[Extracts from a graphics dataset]
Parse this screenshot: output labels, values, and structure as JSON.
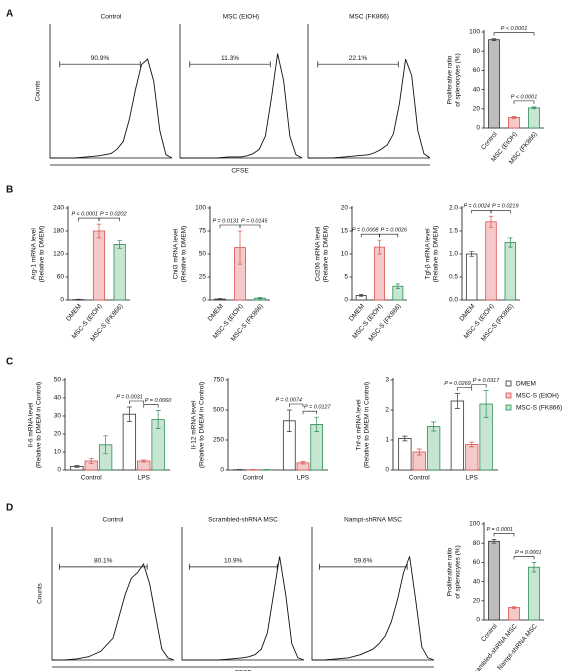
{
  "panel_labels": [
    "A",
    "B",
    "C",
    "D"
  ],
  "histogram_groups": [
    {
      "ylabel": "Counts",
      "xlabel": "CFSE"
    },
    {
      "ylabel": "Counts",
      "xlabel": "CFSE"
    }
  ],
  "chart_data": [
    {
      "type": "line",
      "title": "Control",
      "xlim": [
        0,
        100
      ],
      "ylim": [
        0,
        100
      ],
      "x": [
        0,
        10,
        20,
        30,
        40,
        50,
        55,
        60,
        65,
        70,
        75,
        80,
        85,
        90,
        95,
        100
      ],
      "values": [
        0,
        0,
        0,
        1,
        2,
        4,
        8,
        15,
        35,
        62,
        85,
        90,
        70,
        25,
        3,
        0
      ],
      "gate": [
        8,
        74
      ],
      "gate_label": "90.9%",
      "color": "#111111"
    },
    {
      "type": "line",
      "title": "MSC (EtOH)",
      "xlim": [
        0,
        100
      ],
      "ylim": [
        0,
        100
      ],
      "x": [
        0,
        10,
        20,
        30,
        40,
        50,
        55,
        60,
        65,
        70,
        75,
        80,
        85,
        90,
        95,
        100
      ],
      "values": [
        0,
        0,
        0,
        0,
        1,
        1,
        2,
        4,
        8,
        20,
        55,
        95,
        70,
        20,
        3,
        0
      ],
      "gate": [
        8,
        74
      ],
      "gate_label": "11.3%",
      "color": "#111111"
    },
    {
      "type": "line",
      "title": "MSC (FK866)",
      "xlim": [
        0,
        100
      ],
      "ylim": [
        0,
        100
      ],
      "x": [
        0,
        10,
        20,
        30,
        40,
        50,
        55,
        60,
        65,
        70,
        75,
        80,
        85,
        90,
        95,
        100
      ],
      "values": [
        0,
        0,
        0,
        1,
        2,
        3,
        5,
        8,
        12,
        22,
        50,
        90,
        75,
        25,
        4,
        0
      ],
      "gate": [
        8,
        74
      ],
      "gate_label": "22.1%",
      "color": "#111111"
    },
    {
      "type": "bar",
      "ylabel": [
        "Proliferative ratio",
        "of splenocytes (%)"
      ],
      "categories": [
        "Control",
        "MSC (EtOH)",
        "MSC (FK866)"
      ],
      "values": [
        92,
        11,
        21
      ],
      "errors": [
        1,
        1,
        1
      ],
      "colors": [
        "#bdbdbd",
        "#f6c9c9",
        "#c7e6d2"
      ],
      "edgecolors": [
        "#333333",
        "#d9534f",
        "#2e8b57"
      ],
      "ylim": [
        0,
        100
      ],
      "yticks": [
        0,
        20,
        40,
        60,
        80,
        100
      ],
      "annotations": [
        "P < 0.0001",
        "P < 0.0001"
      ]
    },
    {
      "type": "bar",
      "ylabel": [
        "Arg-1 mRNA level",
        "(Relative to DMEM)"
      ],
      "categories": [
        "DMEM",
        "MSC-S (EtOH)",
        "MSC-S (FK866)"
      ],
      "values": [
        1,
        180,
        145
      ],
      "errors": [
        1,
        18,
        10
      ],
      "colors": [
        "#ffffff",
        "#f6c9c9",
        "#c7e6d2"
      ],
      "edgecolors": [
        "#333333",
        "#d9534f",
        "#2e8b57"
      ],
      "ylim": [
        0,
        240
      ],
      "yticks": [
        0,
        60,
        120,
        180,
        240
      ],
      "annotations": [
        "P < 0.0001",
        "P = 0.0202"
      ]
    },
    {
      "type": "bar",
      "ylabel": [
        "Chil3 mRNA level",
        "(Relative to DMEM)"
      ],
      "categories": [
        "DMEM",
        "MSC-S (EtOH)",
        "MSC-S (FK866)"
      ],
      "values": [
        1,
        57,
        2
      ],
      "errors": [
        0.5,
        18,
        0.8
      ],
      "colors": [
        "#ffffff",
        "#f6c9c9",
        "#c7e6d2"
      ],
      "edgecolors": [
        "#333333",
        "#d9534f",
        "#2e8b57"
      ],
      "ylim": [
        0,
        100
      ],
      "yticks": [
        0,
        25,
        50,
        75,
        100
      ],
      "annotations": [
        "P = 0.0131",
        "P = 0.0145"
      ]
    },
    {
      "type": "bar",
      "ylabel": [
        "Cd206 mRNA level",
        "(Relative to DMEM)"
      ],
      "categories": [
        "DMEM",
        "MSC-S (EtOH)",
        "MSC-S (FK866)"
      ],
      "values": [
        1,
        11.5,
        3
      ],
      "errors": [
        0.2,
        1.5,
        0.5
      ],
      "colors": [
        "#ffffff",
        "#f6c9c9",
        "#c7e6d2"
      ],
      "edgecolors": [
        "#333333",
        "#d9534f",
        "#2e8b57"
      ],
      "ylim": [
        0,
        20
      ],
      "yticks": [
        0,
        5,
        10,
        15,
        20
      ],
      "annotations": [
        "P = 0.0008",
        "P = 0.0026"
      ]
    },
    {
      "type": "bar",
      "ylabel": [
        "Tgf-β mRNA level",
        "(Relative to DMEM)"
      ],
      "categories": [
        "DMEM",
        "MSC-S (EtOH)",
        "MSC-S (FK866)"
      ],
      "values": [
        1.0,
        1.7,
        1.25
      ],
      "errors": [
        0.05,
        0.12,
        0.1
      ],
      "colors": [
        "#ffffff",
        "#f6c9c9",
        "#c7e6d2"
      ],
      "edgecolors": [
        "#333333",
        "#d9534f",
        "#2e8b57"
      ],
      "ylim": [
        0,
        2
      ],
      "yticks": [
        {
          "value": 0,
          "label": "0.0"
        },
        0.5,
        {
          "value": 1,
          "label": "1.0"
        },
        1.5,
        {
          "value": 2,
          "label": "2.0"
        }
      ],
      "annotations": [
        "P = 0.0024",
        "P = 0.0219"
      ]
    },
    {
      "type": "bar",
      "ylabel": [
        "Il-6 mRNA level",
        "(Relative to DMEM in Control)"
      ],
      "categories": [
        "Control",
        "LPS"
      ],
      "series": [
        {
          "name": "DMEM",
          "color": "#ffffff",
          "edgecolor": "#333333",
          "values": [
            2,
            31
          ],
          "errors": [
            0.5,
            4
          ]
        },
        {
          "name": "MSC-S (EtOH)",
          "color": "#f6c9c9",
          "edgecolor": "#d9534f",
          "values": [
            5,
            5
          ],
          "errors": [
            1.5,
            0.6
          ]
        },
        {
          "name": "MSC-S (FK866)",
          "color": "#c7e6d2",
          "edgecolor": "#2e8b57",
          "values": [
            14,
            28
          ],
          "errors": [
            5,
            5
          ]
        }
      ],
      "ylim": [
        0,
        50
      ],
      "yticks": [
        0,
        10,
        20,
        30,
        40,
        50
      ],
      "annotations": [
        "P = 0.0031",
        "P = 0.0060"
      ]
    },
    {
      "type": "bar",
      "ylabel": [
        "Il-12 mRNA level",
        "(Relative to DMEM in Control)"
      ],
      "categories": [
        "Control",
        "LPS"
      ],
      "series": [
        {
          "name": "DMEM",
          "color": "#ffffff",
          "edgecolor": "#333333",
          "values": [
            2,
            410
          ],
          "errors": [
            2,
            90
          ]
        },
        {
          "name": "MSC-S (EtOH)",
          "color": "#f6c9c9",
          "edgecolor": "#d9534f",
          "values": [
            2,
            60
          ],
          "errors": [
            2,
            10
          ]
        },
        {
          "name": "MSC-S (FK866)",
          "color": "#c7e6d2",
          "edgecolor": "#2e8b57",
          "values": [
            2,
            380
          ],
          "errors": [
            2,
            60
          ]
        }
      ],
      "ylim": [
        0,
        750
      ],
      "yticks": [
        0,
        250,
        500,
        750
      ],
      "annotations": [
        "P = 0.0074",
        "P = 0.0127"
      ]
    },
    {
      "type": "bar",
      "ylabel": [
        "Tnf-α mRNA level",
        "(Relative to DMEM in Control)"
      ],
      "categories": [
        "Control",
        "LPS"
      ],
      "series": [
        {
          "name": "DMEM",
          "color": "#ffffff",
          "edgecolor": "#333333",
          "values": [
            1.05,
            2.3
          ],
          "errors": [
            0.08,
            0.25
          ]
        },
        {
          "name": "MSC-S (EtOH)",
          "color": "#f6c9c9",
          "edgecolor": "#d9534f",
          "values": [
            0.6,
            0.85
          ],
          "errors": [
            0.1,
            0.08
          ]
        },
        {
          "name": "MSC-S (FK866)",
          "color": "#c7e6d2",
          "edgecolor": "#2e8b57",
          "values": [
            1.45,
            2.2
          ],
          "errors": [
            0.15,
            0.45
          ]
        }
      ],
      "ylim": [
        0,
        3
      ],
      "yticks": [
        0,
        1,
        2,
        3
      ],
      "annotations": [
        "P = 0.0269",
        "P = 0.0317"
      ],
      "legend": "right"
    },
    {
      "type": "line",
      "title": "Control",
      "xlim": [
        0,
        100
      ],
      "ylim": [
        0,
        100
      ],
      "x": [
        0,
        10,
        20,
        30,
        40,
        50,
        55,
        60,
        65,
        70,
        75,
        80,
        85,
        90,
        95,
        100
      ],
      "values": [
        0,
        0,
        1,
        3,
        8,
        20,
        40,
        60,
        75,
        80,
        88,
        70,
        40,
        10,
        2,
        0
      ],
      "gate": [
        6,
        78
      ],
      "gate_label": "80.1%",
      "color": "#111111"
    },
    {
      "type": "line",
      "title": "Scrambled-shRNA MSC",
      "xlim": [
        0,
        100
      ],
      "ylim": [
        0,
        100
      ],
      "x": [
        0,
        10,
        20,
        30,
        40,
        50,
        55,
        60,
        65,
        70,
        75,
        80,
        85,
        90,
        95,
        100
      ],
      "values": [
        0,
        0,
        0,
        0,
        1,
        2,
        3,
        5,
        10,
        25,
        60,
        95,
        60,
        15,
        2,
        0
      ],
      "gate": [
        6,
        78
      ],
      "gate_label": "10.9%",
      "color": "#111111"
    },
    {
      "type": "line",
      "title": "Nampt-shRNA MSC",
      "xlim": [
        0,
        100
      ],
      "ylim": [
        0,
        100
      ],
      "x": [
        0,
        10,
        20,
        30,
        40,
        50,
        55,
        60,
        65,
        70,
        75,
        80,
        85,
        90,
        95,
        100
      ],
      "values": [
        0,
        0,
        1,
        2,
        5,
        10,
        15,
        22,
        35,
        55,
        80,
        95,
        55,
        12,
        2,
        0
      ],
      "gate": [
        6,
        78
      ],
      "gate_label": "59.6%",
      "color": "#111111"
    },
    {
      "type": "bar",
      "ylabel": [
        "Proliferative ratio",
        "of splenocytes (%)"
      ],
      "categories": [
        "Control",
        "Scrambled-shRNA MSC",
        "Nampt-shRNA MSC"
      ],
      "values": [
        82,
        13,
        55
      ],
      "errors": [
        2,
        1,
        5
      ],
      "colors": [
        "#bdbdbd",
        "#f6c9c9",
        "#c7e6d2"
      ],
      "edgecolors": [
        "#333333",
        "#d9534f",
        "#2e8b57"
      ],
      "ylim": [
        0,
        100
      ],
      "yticks": [
        0,
        20,
        40,
        60,
        80,
        100
      ],
      "annotations": [
        "P = 0.0001",
        "P = 0.0001"
      ]
    }
  ]
}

## WHAT IS REQUIRED
Whenever a line above holds the word "level", include it in your count, and report nothing but that count.

## RESULT
7